_Task details_
Leave out the pictures and repeat the rest of the material exactly.

─── Dataset records

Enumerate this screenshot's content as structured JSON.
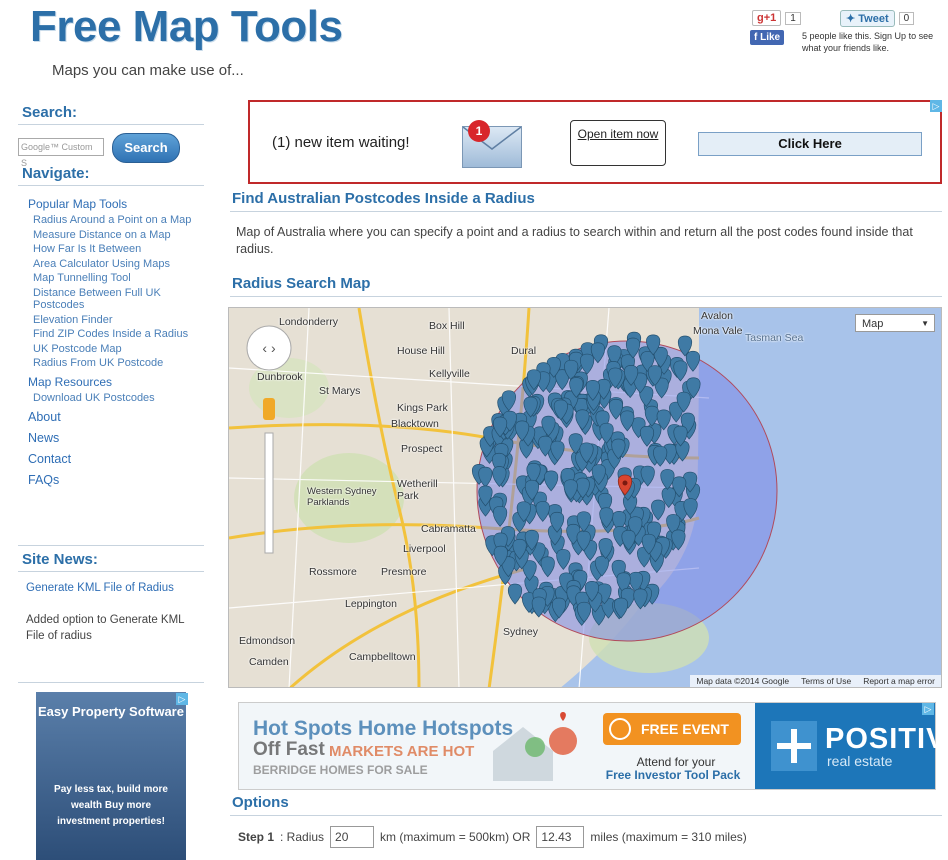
{
  "site": {
    "title": "Free Map Tools",
    "tagline": "Maps you can make use of..."
  },
  "social": {
    "gplus_label": "g+1",
    "gplus_count": "1",
    "tweet_label": "Tweet",
    "tweet_count": "0",
    "like_label": "Like",
    "fb_text": "5 people like this. Sign Up to see what your friends like."
  },
  "sidebar": {
    "search_heading": "Search:",
    "search_placeholder": "Google™ Custom S",
    "search_button": "Search",
    "navigate_heading": "Navigate:",
    "popular_heading": "Popular Map Tools",
    "popular_items": [
      "Radius Around a Point on a Map",
      "Measure Distance on a Map",
      "How Far Is It Between",
      "Area Calculator Using Maps",
      "Map Tunnelling Tool",
      "Distance Between Full UK Postcodes",
      "Elevation Finder",
      "Find ZIP Codes Inside a Radius",
      "UK Postcode Map",
      "Radius From UK Postcode"
    ],
    "resources_heading": "Map Resources",
    "resources_items": [
      "Download UK Postcodes"
    ],
    "top_links": [
      "About",
      "News",
      "Contact",
      "FAQs"
    ],
    "news_heading": "Site News:",
    "news_link": "Generate KML File of Radius",
    "news_text": "Added option to Generate KML File of radius",
    "ad_title": "Easy Property Software",
    "ad_body": "Pay less tax, build more wealth Buy more investment properties!"
  },
  "banner": {
    "message": "(1) new item waiting!",
    "badge": "1",
    "bubble": "Open item now",
    "button": "Click Here"
  },
  "content": {
    "heading": "Find Australian Postcodes Inside a Radius",
    "description": "Map of Australia where you can specify a point and a radius to search within and return all the post codes found inside that radius.",
    "map_heading": "Radius Search Map",
    "options_heading": "Options"
  },
  "map": {
    "type_select": "Map",
    "labels": [
      "Londonderry",
      "Avalon",
      "Box Hill",
      "House Hill",
      "Dural",
      "Mona Vale",
      "Tasman Sea",
      "Dunbrook",
      "Kellyville",
      "St Marys",
      "Kings Park",
      "Blacktown",
      "Prospect",
      "Wetherill Park",
      "Western Sydney Parklands",
      "Cabramatta",
      "Liverpool",
      "Rossmore",
      "Presmore",
      "Leppington",
      "Sydney",
      "Camden",
      "Campbelltown",
      "Edmondson"
    ],
    "attribution": [
      "Map data ©2014 Google",
      "Terms of Use",
      "Report a map error"
    ],
    "colors": {
      "land": "#e6e0d4",
      "sea": "#a8c3ea",
      "radius": "#7a87e6",
      "marker": "#3f7aa5",
      "center": "#d9452f"
    }
  },
  "bottom_ad": {
    "line1": "Hot Spots Home Hotspots",
    "line2": "Off Fast",
    "line3": "MARKETS ARE HOT",
    "line4": "BERRIDGE HOMES FOR SALE",
    "event_button": "FREE EVENT",
    "attend": "Attend for your",
    "attend_bold": "Free Investor Tool Pack",
    "brand": "POSITIVE",
    "brand_sub": "real estate"
  },
  "options": {
    "step": "Step 1",
    "radius_label": ": Radius",
    "radius_km": "20",
    "km_note": "km (maximum = 500km) OR",
    "radius_miles": "12.43",
    "miles_note": "miles (maximum = 310 miles)"
  }
}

──────

_Full solution_
Enumerate this screenshot's content as structured JSON.
{
  "site": {
    "title": "Free Map Tools",
    "tagline": "Maps you can make use of..."
  },
  "social": {
    "gplus_label": "g+1",
    "gplus_count": "1",
    "tweet_label": "Tweet",
    "tweet_count": "0",
    "like_label": "Like",
    "fb_text": "5 people like this. Sign Up to see what your friends like."
  },
  "sidebar": {
    "search_heading": "Search:",
    "search_placeholder": "Google™ Custom S",
    "search_button": "Search",
    "navigate_heading": "Navigate:",
    "popular_heading": "Popular Map Tools",
    "popular_items": [
      "Radius Around a Point on a Map",
      "Measure Distance on a Map",
      "How Far Is It Between",
      "Area Calculator Using Maps",
      "Map Tunnelling Tool",
      "Distance Between Full UK Postcodes",
      "Elevation Finder",
      "Find ZIP Codes Inside a Radius",
      "UK Postcode Map",
      "Radius From UK Postcode"
    ],
    "resources_heading": "Map Resources",
    "resources_items": [
      "Download UK Postcodes"
    ],
    "top_links": [
      "About",
      "News",
      "Contact",
      "FAQs"
    ],
    "news_heading": "Site News:",
    "news_link": "Generate KML File of Radius",
    "news_text": "Added option to Generate KML File of radius",
    "ad_title": "Easy Property Software",
    "ad_body": "Pay less tax, build more wealth Buy more investment properties!"
  },
  "banner": {
    "message": "(1) new item waiting!",
    "badge": "1",
    "bubble": "Open item now",
    "button": "Click Here"
  },
  "content": {
    "heading": "Find Australian Postcodes Inside a Radius",
    "description": "Map of Australia where you can specify a point and a radius to search within and return all the post codes found inside that radius.",
    "map_heading": "Radius Search Map",
    "options_heading": "Options"
  },
  "map": {
    "type_select": "Map",
    "labels": [
      "Londonderry",
      "Avalon",
      "Box Hill",
      "House Hill",
      "Dural",
      "Mona Vale",
      "Tasman Sea",
      "Dunbrook",
      "Kellyville",
      "St Marys",
      "Kings Park",
      "Blacktown",
      "Prospect",
      "Wetherill Park",
      "Western Sydney Parklands",
      "Cabramatta",
      "Liverpool",
      "Rossmore",
      "Presmore",
      "Leppington",
      "Sydney",
      "Camden",
      "Campbelltown",
      "Edmondson"
    ],
    "attribution": [
      "Map data ©2014 Google",
      "Terms of Use",
      "Report a map error"
    ],
    "colors": {
      "land": "#e6e0d4",
      "sea": "#a8c3ea",
      "radius": "#7a87e6",
      "marker": "#3f7aa5",
      "center": "#d9452f"
    }
  },
  "bottom_ad": {
    "line1": "Hot Spots Home Hotspots",
    "line2": "Off Fast",
    "line3": "MARKETS ARE HOT",
    "line4": "BERRIDGE HOMES FOR SALE",
    "event_button": "FREE EVENT",
    "attend": "Attend for your",
    "attend_bold": "Free Investor Tool Pack",
    "brand": "POSITIVE",
    "brand_sub": "real estate"
  },
  "options": {
    "step": "Step 1",
    "radius_label": ": Radius",
    "radius_km": "20",
    "km_note": "km (maximum = 500km) OR",
    "radius_miles": "12.43",
    "miles_note": "miles (maximum = 310 miles)"
  }
}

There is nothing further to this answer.